PROBLEM TO WORK ON:
Gather every line below where "Muon" appears.
- - -
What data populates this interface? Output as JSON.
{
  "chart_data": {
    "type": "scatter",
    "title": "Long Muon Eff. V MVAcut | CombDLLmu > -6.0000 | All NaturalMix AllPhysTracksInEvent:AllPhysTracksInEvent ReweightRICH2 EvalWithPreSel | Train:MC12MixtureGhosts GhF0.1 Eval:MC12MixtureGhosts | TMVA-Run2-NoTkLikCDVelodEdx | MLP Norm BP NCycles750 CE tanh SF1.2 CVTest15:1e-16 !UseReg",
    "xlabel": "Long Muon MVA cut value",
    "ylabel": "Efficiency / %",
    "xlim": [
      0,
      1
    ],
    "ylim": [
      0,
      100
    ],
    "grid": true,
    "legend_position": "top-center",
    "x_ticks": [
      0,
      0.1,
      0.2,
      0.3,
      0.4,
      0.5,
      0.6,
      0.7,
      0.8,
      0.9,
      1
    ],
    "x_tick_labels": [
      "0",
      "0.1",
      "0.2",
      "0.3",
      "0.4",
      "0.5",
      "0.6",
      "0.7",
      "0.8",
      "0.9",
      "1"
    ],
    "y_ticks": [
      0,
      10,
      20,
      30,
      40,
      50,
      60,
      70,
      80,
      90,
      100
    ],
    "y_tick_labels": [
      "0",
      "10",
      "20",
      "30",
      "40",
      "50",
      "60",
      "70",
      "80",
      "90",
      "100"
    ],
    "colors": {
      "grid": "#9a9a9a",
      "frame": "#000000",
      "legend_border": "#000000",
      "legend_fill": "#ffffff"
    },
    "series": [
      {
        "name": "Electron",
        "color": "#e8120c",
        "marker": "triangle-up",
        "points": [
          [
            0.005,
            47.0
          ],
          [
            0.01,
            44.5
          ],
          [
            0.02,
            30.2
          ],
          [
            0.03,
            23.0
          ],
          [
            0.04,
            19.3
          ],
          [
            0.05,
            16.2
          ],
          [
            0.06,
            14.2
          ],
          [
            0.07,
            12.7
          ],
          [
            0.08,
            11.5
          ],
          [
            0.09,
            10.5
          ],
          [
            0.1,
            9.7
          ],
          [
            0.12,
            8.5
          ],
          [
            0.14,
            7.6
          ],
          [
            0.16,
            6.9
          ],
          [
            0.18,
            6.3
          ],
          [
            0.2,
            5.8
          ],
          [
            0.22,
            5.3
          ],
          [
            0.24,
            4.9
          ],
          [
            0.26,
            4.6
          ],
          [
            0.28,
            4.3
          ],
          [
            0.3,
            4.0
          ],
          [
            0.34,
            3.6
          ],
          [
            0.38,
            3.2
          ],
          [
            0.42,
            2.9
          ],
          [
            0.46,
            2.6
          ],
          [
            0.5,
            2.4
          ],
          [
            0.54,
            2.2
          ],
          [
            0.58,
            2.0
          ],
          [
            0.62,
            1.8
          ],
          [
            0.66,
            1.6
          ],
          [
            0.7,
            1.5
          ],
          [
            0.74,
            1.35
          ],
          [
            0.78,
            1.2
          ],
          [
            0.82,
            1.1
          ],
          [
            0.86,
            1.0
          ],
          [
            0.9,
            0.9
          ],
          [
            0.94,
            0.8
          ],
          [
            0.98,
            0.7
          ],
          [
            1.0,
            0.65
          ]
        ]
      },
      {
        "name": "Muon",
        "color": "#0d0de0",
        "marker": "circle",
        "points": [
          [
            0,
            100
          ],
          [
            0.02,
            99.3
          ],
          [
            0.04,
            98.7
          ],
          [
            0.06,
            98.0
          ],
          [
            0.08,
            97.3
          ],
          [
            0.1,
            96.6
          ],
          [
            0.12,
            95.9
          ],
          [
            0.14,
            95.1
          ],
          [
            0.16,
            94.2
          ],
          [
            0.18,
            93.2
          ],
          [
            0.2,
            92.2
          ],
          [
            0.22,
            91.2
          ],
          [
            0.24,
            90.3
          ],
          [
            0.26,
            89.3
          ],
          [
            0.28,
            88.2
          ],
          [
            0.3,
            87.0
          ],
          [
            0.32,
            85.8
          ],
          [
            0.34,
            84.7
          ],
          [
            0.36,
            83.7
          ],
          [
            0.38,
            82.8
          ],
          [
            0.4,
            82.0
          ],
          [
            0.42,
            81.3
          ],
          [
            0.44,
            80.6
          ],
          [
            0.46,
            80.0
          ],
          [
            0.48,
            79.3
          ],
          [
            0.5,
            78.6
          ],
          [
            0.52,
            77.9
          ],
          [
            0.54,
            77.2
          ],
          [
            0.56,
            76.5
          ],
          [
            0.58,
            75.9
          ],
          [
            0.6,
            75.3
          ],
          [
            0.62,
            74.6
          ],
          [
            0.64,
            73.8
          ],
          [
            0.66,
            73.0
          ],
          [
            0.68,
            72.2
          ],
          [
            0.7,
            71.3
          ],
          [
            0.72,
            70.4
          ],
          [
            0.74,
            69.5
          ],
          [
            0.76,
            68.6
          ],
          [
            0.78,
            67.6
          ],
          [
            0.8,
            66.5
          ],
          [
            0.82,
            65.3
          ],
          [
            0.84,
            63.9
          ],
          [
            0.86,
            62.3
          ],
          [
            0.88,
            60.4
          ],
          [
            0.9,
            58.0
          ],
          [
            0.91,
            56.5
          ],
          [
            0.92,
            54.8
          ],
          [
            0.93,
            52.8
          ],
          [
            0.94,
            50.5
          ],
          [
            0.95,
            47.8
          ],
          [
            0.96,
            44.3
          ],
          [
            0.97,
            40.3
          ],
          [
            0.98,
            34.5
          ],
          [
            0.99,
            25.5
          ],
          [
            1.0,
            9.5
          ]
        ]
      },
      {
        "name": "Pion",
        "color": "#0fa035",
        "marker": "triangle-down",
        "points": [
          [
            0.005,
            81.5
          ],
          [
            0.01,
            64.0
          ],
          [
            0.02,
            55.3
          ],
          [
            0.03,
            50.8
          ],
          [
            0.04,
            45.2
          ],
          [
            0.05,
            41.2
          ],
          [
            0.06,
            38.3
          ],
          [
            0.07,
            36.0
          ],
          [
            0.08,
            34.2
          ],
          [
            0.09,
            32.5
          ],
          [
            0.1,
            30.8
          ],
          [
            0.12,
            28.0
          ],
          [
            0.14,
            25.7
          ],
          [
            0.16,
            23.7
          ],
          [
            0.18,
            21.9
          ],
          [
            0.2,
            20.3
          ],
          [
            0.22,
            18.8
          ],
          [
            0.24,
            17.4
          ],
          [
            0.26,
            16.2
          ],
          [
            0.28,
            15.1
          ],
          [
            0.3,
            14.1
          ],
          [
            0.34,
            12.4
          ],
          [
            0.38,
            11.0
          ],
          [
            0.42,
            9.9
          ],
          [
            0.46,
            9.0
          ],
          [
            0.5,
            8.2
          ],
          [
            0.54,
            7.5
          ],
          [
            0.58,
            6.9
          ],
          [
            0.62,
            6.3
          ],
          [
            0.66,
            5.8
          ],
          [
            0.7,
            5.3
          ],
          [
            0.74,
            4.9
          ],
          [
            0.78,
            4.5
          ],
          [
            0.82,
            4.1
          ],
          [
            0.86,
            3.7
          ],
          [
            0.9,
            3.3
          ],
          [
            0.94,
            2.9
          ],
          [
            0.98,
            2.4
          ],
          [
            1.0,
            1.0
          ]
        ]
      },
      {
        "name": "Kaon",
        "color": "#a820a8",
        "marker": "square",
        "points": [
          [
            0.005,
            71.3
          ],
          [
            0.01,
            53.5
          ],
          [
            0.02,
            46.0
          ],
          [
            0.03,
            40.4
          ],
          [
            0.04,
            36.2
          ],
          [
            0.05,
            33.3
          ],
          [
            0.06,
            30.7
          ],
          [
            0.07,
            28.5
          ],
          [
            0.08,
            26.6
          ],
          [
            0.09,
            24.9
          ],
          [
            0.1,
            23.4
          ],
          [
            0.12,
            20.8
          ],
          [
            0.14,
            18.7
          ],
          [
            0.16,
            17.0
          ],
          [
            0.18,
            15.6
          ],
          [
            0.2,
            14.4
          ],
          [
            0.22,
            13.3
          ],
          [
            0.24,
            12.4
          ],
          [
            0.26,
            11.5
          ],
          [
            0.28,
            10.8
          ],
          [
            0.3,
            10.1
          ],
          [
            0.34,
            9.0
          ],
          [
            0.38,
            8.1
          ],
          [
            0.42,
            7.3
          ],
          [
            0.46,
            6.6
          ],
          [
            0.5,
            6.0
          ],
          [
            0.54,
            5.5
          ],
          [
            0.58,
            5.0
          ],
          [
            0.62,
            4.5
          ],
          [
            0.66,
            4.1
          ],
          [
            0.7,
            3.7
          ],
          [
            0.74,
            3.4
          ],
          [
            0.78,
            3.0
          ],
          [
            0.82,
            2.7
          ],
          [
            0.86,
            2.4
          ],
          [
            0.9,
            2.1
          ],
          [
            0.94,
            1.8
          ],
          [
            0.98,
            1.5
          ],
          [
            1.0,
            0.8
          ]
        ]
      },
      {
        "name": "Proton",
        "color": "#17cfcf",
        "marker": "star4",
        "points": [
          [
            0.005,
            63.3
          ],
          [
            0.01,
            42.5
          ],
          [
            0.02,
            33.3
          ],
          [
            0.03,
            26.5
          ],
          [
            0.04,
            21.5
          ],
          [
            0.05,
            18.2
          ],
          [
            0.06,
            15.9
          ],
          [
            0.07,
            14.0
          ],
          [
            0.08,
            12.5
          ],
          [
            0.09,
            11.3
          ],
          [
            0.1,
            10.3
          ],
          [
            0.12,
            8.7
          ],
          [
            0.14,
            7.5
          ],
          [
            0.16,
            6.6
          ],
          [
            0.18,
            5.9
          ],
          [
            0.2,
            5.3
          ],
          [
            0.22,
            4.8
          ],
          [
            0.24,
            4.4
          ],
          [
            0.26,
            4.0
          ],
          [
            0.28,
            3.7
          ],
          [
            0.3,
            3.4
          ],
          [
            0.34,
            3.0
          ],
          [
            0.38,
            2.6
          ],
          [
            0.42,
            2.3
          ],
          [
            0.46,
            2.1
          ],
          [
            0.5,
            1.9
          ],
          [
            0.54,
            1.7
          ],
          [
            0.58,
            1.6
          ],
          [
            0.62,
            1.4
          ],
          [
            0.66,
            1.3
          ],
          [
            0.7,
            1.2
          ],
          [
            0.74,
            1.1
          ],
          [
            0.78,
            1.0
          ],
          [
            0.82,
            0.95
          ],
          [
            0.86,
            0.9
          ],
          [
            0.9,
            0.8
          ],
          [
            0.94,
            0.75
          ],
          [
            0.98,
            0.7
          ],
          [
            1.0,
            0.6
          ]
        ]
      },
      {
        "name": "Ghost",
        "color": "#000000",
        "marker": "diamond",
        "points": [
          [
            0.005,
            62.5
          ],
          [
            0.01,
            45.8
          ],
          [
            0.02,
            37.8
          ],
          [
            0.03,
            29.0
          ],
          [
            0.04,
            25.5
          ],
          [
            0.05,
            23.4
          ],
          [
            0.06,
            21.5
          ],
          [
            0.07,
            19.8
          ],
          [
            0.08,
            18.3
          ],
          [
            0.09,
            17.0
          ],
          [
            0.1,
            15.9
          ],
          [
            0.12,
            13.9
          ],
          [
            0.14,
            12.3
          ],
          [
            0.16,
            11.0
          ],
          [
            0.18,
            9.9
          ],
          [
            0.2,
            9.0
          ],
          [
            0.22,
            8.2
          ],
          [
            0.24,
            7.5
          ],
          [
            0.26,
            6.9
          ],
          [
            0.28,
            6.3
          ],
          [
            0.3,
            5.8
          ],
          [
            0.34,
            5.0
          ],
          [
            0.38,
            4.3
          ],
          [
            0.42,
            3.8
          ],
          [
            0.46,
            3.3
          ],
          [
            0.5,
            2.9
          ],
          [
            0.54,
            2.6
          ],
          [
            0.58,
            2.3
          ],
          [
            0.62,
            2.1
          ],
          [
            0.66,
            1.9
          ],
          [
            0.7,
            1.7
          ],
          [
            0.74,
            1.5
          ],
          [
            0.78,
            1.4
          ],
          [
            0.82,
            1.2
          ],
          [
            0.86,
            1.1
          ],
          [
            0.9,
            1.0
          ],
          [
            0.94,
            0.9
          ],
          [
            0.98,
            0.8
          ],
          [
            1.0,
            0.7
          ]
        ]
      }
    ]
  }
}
- - -
WRITTEN ANSWER:
    "title": "Long Muon Eff. V MVAcut | CombDLLmu > -6.0000 | All NaturalMix AllPhysTracksInEvent:AllPhysTracksInEvent ReweightRICH2 EvalWithPreSel | Train:MC12MixtureGhosts GhF0.1 Eval:MC12MixtureGhosts | TMVA-Run2-NoTkLikCDVelodEdx | MLP Norm BP NCycles750 CE tanh SF1.2 CVTest15:1e-16 !UseReg",
    "xlabel": "Long Muon MVA cut value",
        "name": "Muon",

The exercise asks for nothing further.